======== Provided information ========

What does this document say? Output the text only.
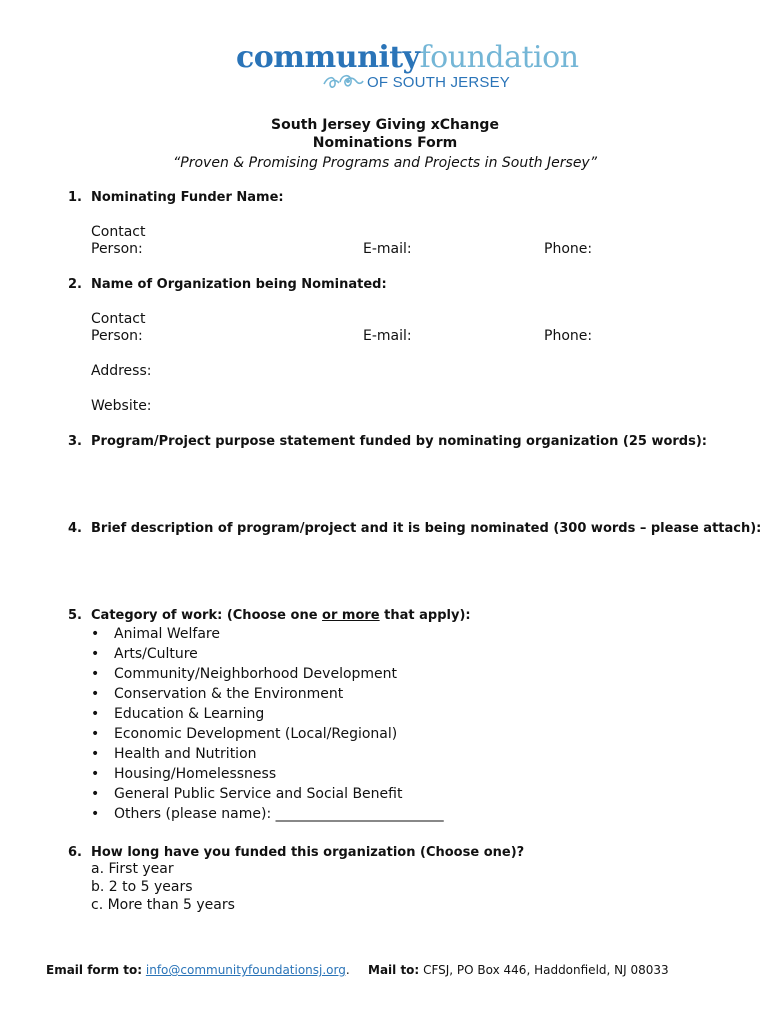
communityfoundation
OF SOUTH JERSEY
South Jersey Giving xChange
Nominations Form
“Proven & Promising Programs and Projects in South Jersey”
1. Nominating Funder Name:
Contact
Person:	E-mail:	Phone:
2. Name of Organization being Nominated:
Contact
Person:	E-mail:	Phone:
Address:
Website:
3. Program/Project purpose statement funded by nominating organization (25 words):
4. Brief description of program/project and it is being nominated (300 words – please attach):
5. Category of work: (Choose one or more that apply):
• Animal Welfare
• Arts/Culture
• Community/Neighborhood Development
• Conservation & the Environment
• Education & Learning
• Economic Development (Local/Regional)
• Health and Nutrition
• Housing/Homelessness
• General Public Service and Social Benefit
• Others (please name): ________________________
6. How long have you funded this organization (Choose one)?
a. First year
b. 2 to 5 years
c. More than 5 years
Email form to: info@communityfoundationsj.org. Mail to: CFSJ, PO Box 446, Haddonfield, NJ 08033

========

__Exercise task__
Scan the records for the string "Development". Copy each line in which it appears.

__Solution__
• Community/Neighborhood Development
• Economic Development (Local/Regional)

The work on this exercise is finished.